Dataset excerpt:
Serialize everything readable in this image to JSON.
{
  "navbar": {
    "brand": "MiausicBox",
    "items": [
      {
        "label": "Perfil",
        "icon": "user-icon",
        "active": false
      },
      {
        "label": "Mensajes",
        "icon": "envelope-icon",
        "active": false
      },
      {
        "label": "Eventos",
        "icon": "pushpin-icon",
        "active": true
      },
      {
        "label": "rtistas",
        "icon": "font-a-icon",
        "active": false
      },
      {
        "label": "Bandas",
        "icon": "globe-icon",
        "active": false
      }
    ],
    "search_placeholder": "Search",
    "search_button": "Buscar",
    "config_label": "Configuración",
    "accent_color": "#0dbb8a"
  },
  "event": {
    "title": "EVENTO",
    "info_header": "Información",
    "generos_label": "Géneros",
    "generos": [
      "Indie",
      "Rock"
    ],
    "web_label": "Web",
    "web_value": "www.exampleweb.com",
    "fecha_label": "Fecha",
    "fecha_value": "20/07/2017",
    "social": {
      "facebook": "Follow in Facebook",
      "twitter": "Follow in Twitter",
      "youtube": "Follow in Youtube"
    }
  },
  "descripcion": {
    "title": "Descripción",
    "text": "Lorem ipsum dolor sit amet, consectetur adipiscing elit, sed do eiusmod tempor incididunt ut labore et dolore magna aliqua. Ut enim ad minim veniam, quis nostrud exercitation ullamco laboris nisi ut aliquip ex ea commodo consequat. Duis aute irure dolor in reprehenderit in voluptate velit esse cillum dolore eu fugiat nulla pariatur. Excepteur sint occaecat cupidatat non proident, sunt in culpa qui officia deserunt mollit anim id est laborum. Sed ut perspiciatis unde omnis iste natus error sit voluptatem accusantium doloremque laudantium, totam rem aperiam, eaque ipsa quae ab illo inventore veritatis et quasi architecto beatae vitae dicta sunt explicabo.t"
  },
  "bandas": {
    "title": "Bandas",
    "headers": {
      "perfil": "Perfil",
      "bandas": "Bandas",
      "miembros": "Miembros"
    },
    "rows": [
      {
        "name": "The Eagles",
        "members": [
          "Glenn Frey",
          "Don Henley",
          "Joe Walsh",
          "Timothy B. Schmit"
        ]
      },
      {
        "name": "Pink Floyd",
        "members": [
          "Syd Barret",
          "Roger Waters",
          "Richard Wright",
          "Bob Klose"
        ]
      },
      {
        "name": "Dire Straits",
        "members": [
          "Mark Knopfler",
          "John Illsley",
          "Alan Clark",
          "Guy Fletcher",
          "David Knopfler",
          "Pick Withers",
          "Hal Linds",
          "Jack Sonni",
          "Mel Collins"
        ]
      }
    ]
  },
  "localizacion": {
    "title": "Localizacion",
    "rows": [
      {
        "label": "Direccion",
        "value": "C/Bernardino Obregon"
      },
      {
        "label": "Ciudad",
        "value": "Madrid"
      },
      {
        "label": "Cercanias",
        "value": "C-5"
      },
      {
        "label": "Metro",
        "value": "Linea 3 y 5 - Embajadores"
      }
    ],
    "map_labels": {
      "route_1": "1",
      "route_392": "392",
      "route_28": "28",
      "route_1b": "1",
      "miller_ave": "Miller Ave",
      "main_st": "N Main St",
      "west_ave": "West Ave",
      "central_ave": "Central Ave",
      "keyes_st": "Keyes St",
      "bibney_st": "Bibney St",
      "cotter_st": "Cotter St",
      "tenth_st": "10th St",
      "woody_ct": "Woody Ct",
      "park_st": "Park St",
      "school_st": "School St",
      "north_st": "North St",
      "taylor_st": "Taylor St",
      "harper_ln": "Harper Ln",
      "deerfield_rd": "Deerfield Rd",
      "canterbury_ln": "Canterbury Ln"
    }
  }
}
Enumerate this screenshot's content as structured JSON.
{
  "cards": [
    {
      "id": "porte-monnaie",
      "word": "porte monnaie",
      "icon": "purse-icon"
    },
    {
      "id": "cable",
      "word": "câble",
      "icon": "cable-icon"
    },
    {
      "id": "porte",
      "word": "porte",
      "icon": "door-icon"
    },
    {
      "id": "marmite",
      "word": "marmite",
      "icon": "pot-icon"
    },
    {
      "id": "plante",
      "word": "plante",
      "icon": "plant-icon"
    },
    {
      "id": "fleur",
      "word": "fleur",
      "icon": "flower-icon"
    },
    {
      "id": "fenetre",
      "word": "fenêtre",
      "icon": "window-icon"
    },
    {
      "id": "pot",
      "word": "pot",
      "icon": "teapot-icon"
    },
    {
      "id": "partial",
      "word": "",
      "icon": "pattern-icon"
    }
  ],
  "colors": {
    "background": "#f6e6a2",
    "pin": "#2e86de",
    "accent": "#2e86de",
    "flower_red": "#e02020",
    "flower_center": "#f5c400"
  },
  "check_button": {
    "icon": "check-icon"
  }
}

Stated task: Write out every entry again, keeping each line exactly the same.

Expected answer:
Serialize everything readable in this image to JSON.
{
  "navbar": {
    "brand": "MiausicBox",
    "items": [
      {
        "label": "Perfil",
        "icon": "user-icon",
        "active": false
      },
      {
        "label": "Mensajes",
        "icon": "envelope-icon",
        "active": false
      },
      {
        "label": "Eventos",
        "icon": "pushpin-icon",
        "active": true
      },
      {
        "label": "rtistas",
        "icon": "font-a-icon",
        "active": false
      },
      {
        "label": "Bandas",
        "icon": "globe-icon",
        "active": false
      }
    ],
    "search_placeholder": "Search",
    "search_button": "Buscar",
    "config_label": "Configuración",
    "accent_color": "#0dbb8a"
  },
  "event": {
    "title": "EVENTO",
    "info_header": "Información",
    "generos_label": "Géneros",
    "generos": [
      "Indie",
      "Rock"
    ],
    "web_label": "Web",
    "web_value": "www.exampleweb.com",
    "fecha_label": "Fecha",
    "fecha_value": "20/07/2017",
    "social": {
      "facebook": "Follow in Facebook",
      "twitter": "Follow in Twitter",
      "youtube": "Follow in Youtube"
    }
  },
  "descripcion": {
    "title": "Descripción",
    "text": "Lorem ipsum dolor sit amet, consectetur adipiscing elit, sed do eiusmod tempor incididunt ut labore et dolore magna aliqua. Ut enim ad minim veniam, quis nostrud exercitation ullamco laboris nisi ut aliquip ex ea commodo consequat. Duis aute irure dolor in reprehenderit in voluptate velit esse cillum dolore eu fugiat nulla pariatur. Excepteur sint occaecat cupidatat non proident, sunt in culpa qui officia deserunt mollit anim id est laborum. Sed ut perspiciatis unde omnis iste natus error sit voluptatem accusantium doloremque laudantium, totam rem aperiam, eaque ipsa quae ab illo inventore veritatis et quasi architecto beatae vitae dicta sunt explicabo.t"
  },
  "bandas": {
    "title": "Bandas",
    "headers": {
      "perfil": "Perfil",
      "bandas": "Bandas",
      "miembros": "Miembros"
    },
    "rows": [
      {
        "name": "The Eagles",
        "members": [
          "Glenn Frey",
          "Don Henley",
          "Joe Walsh",
          "Timothy B. Schmit"
        ]
      },
      {
        "name": "Pink Floyd",
        "members": [
          "Syd Barret",
          "Roger Waters",
          "Richard Wright",
          "Bob Klose"
        ]
      },
      {
        "name": "Dire Straits",
        "members": [
          "Mark Knopfler",
          "John Illsley",
          "Alan Clark",
          "Guy Fletcher",
          "David Knopfler",
          "Pick Withers",
          "Hal Linds",
          "Jack Sonni",
          "Mel Collins"
        ]
      }
    ]
  },
  "localizacion": {
    "title": "Localizacion",
    "rows": [
      {
        "label": "Direccion",
        "value": "C/Bernardino Obregon"
      },
      {
        "label": "Ciudad",
        "value": "Madrid"
      },
      {
        "label": "Cercanias",
        "value": "C-5"
      },
      {
        "label": "Metro",
        "value": "Linea 3 y 5 - Embajadores"
      }
    ],
    "map_labels": {
      "route_1": "1",
      "route_392": "392",
      "route_28": "28",
      "route_1b": "1",
      "miller_ave": "Miller Ave",
      "main_st": "N Main St",
      "west_ave": "West Ave",
      "central_ave": "Central Ave",
      "keyes_st": "Keyes St",
      "bibney_st": "Bibney St",
      "cotter_st": "Cotter St",
      "tenth_st": "10th St",
      "woody_ct": "Woody Ct",
      "park_st": "Park St",
      "school_st": "School St",
      "north_st": "North St",
      "taylor_st": "Taylor St",
      "harper_ln": "Harper Ln",
      "deerfield_rd": "Deerfield Rd",
      "canterbury_ln": "Canterbury Ln"
    }
  }
}
Enumerate this screenshot's content as structured JSON.
{
  "cards": [
    {
      "id": "porte-monnaie",
      "word": "porte monnaie",
      "icon": "purse-icon"
    },
    {
      "id": "cable",
      "word": "câble",
      "icon": "cable-icon"
    },
    {
      "id": "porte",
      "word": "porte",
      "icon": "door-icon"
    },
    {
      "id": "marmite",
      "word": "marmite",
      "icon": "pot-icon"
    },
    {
      "id": "plante",
      "word": "plante",
      "icon": "plant-icon"
    },
    {
      "id": "fleur",
      "word": "fleur",
      "icon": "flower-icon"
    },
    {
      "id": "fenetre",
      "word": "fenêtre",
      "icon": "window-icon"
    },
    {
      "id": "pot",
      "word": "pot",
      "icon": "teapot-icon"
    },
    {
      "id": "partial",
      "word": "",
      "icon": "pattern-icon"
    }
  ],
  "colors": {
    "background": "#f6e6a2",
    "pin": "#2e86de",
    "accent": "#2e86de",
    "flower_red": "#e02020",
    "flower_center": "#f5c400"
  },
  "check_button": {
    "icon": "check-icon"
  }
}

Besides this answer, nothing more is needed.